▶ DESCRIPTION OF THE TASK: Reproduce the data below word for word, beginning at its first line and stopping after the line that contains "toolbar-separator — [523, 57, 524, 79]".

▶ ITEMS:
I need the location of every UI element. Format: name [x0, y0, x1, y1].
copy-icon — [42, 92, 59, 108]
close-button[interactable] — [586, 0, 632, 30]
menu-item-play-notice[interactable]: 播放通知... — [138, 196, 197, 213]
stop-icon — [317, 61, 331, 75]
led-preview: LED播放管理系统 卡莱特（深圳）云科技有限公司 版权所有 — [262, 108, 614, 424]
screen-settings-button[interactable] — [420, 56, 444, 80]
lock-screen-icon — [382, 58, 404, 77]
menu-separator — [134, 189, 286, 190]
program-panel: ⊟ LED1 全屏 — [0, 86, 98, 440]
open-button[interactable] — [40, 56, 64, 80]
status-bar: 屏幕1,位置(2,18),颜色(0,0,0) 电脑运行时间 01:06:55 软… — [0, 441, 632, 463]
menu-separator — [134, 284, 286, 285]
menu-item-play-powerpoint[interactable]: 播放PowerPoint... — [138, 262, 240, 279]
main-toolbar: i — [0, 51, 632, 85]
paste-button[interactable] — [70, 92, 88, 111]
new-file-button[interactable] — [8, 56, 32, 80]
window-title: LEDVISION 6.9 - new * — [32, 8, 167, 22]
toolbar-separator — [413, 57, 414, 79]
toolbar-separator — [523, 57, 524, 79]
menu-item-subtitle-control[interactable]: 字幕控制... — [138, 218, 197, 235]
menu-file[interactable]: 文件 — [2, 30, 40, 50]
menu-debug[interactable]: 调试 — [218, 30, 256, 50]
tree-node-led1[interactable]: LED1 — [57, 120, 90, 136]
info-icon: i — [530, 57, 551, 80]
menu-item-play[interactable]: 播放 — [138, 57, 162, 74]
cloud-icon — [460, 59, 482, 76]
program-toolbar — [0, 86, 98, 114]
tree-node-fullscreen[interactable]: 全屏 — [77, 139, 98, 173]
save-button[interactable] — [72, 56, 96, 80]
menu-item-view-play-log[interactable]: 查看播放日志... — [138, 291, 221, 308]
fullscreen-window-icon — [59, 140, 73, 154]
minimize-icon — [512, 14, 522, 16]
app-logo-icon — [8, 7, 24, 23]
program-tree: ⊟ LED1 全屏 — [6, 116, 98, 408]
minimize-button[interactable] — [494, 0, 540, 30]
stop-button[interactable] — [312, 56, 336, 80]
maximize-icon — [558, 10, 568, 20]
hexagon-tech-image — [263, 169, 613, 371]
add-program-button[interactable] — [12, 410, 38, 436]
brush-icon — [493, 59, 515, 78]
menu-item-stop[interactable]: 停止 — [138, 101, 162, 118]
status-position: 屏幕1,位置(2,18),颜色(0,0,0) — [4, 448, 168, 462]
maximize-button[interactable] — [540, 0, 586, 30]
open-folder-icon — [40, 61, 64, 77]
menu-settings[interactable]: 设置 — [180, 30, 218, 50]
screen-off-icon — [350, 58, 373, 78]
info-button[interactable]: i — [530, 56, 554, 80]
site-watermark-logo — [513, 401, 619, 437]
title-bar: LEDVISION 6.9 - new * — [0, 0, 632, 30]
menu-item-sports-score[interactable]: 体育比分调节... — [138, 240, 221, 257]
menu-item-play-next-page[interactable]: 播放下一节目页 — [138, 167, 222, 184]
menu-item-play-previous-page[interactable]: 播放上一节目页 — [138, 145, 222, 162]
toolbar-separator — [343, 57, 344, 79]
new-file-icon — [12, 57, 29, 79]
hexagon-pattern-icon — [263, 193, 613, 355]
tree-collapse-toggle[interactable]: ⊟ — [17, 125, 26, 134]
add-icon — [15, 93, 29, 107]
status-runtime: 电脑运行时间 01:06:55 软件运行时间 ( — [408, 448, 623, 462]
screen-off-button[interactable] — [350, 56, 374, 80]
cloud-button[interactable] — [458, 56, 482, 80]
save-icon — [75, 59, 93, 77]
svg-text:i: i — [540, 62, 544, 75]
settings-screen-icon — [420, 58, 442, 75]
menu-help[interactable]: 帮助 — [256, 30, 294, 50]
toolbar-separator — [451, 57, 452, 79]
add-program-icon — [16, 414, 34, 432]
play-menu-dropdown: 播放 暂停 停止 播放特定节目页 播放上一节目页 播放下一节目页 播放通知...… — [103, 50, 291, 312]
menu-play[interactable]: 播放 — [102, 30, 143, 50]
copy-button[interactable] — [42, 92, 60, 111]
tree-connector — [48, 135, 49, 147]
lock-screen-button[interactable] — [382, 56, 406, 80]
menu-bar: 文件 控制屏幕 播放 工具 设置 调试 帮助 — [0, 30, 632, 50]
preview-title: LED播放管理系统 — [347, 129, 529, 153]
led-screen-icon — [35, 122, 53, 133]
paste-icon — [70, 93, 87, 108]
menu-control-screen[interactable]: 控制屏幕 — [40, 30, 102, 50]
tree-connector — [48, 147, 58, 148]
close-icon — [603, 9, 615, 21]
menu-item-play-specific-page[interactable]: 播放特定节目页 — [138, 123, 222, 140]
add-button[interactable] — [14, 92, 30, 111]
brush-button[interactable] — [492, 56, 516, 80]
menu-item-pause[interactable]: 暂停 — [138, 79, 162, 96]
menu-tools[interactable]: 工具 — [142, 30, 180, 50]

▶ WRITTEN RESPONSE:
I need the location of every UI element. Format: name [x0, y0, x1, y1].
copy-icon — [42, 92, 59, 108]
close-button[interactable] — [586, 0, 632, 30]
menu-item-play-notice[interactable]: 播放通知... — [138, 196, 197, 213]
stop-icon — [317, 61, 331, 75]
led-preview: LED播放管理系统 卡莱特（深圳）云科技有限公司 版权所有 — [262, 108, 614, 424]
screen-settings-button[interactable] — [420, 56, 444, 80]
lock-screen-icon — [382, 58, 404, 77]
menu-separator — [134, 189, 286, 190]
program-panel: ⊟ LED1 全屏 — [0, 86, 98, 440]
open-button[interactable] — [40, 56, 64, 80]
status-bar: 屏幕1,位置(2,18),颜色(0,0,0) 电脑运行时间 01:06:55 软… — [0, 441, 632, 463]
menu-separator — [134, 284, 286, 285]
menu-item-play-powerpoint[interactable]: 播放PowerPoint... — [138, 262, 240, 279]
main-toolbar: i — [0, 51, 632, 85]
paste-button[interactable] — [70, 92, 88, 111]
new-file-button[interactable] — [8, 56, 32, 80]
window-title: LEDVISION 6.9 - new * — [32, 8, 167, 22]
toolbar-separator — [413, 57, 414, 79]
toolbar-separator — [523, 57, 524, 79]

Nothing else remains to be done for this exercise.